Task instructions →
Gather every line below where "Documents" appears.

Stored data
***

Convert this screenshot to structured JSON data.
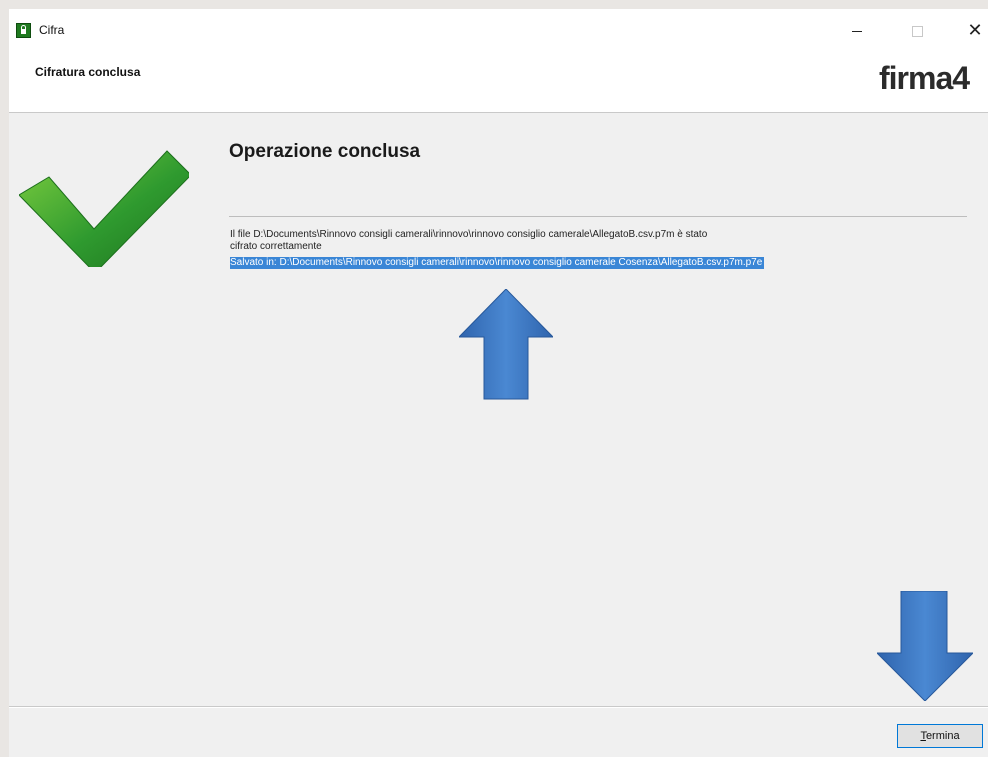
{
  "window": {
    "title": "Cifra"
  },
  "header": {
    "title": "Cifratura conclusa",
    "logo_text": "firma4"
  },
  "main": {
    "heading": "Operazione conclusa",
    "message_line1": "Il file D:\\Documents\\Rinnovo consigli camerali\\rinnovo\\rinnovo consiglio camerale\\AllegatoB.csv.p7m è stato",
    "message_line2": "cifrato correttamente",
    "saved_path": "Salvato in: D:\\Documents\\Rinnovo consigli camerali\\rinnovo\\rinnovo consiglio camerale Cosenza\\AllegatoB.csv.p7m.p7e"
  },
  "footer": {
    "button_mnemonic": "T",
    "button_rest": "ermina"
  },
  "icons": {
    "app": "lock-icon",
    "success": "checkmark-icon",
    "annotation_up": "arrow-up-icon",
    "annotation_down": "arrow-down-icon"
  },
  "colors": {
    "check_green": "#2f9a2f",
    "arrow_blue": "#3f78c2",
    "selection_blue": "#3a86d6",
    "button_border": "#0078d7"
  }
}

***

Output of the exercise →
    "message_line1": "Il file D:\\Documents\\Rinnovo consigli camerali\\rinnovo\\rinnovo consiglio camerale\\AllegatoB.csv.p7m è stato",
    "saved_path": "Salvato in: D:\\Documents\\Rinnovo consigli camerali\\rinnovo\\rinnovo consiglio camerale Cosenza\\AllegatoB.csv.p7m.p7e"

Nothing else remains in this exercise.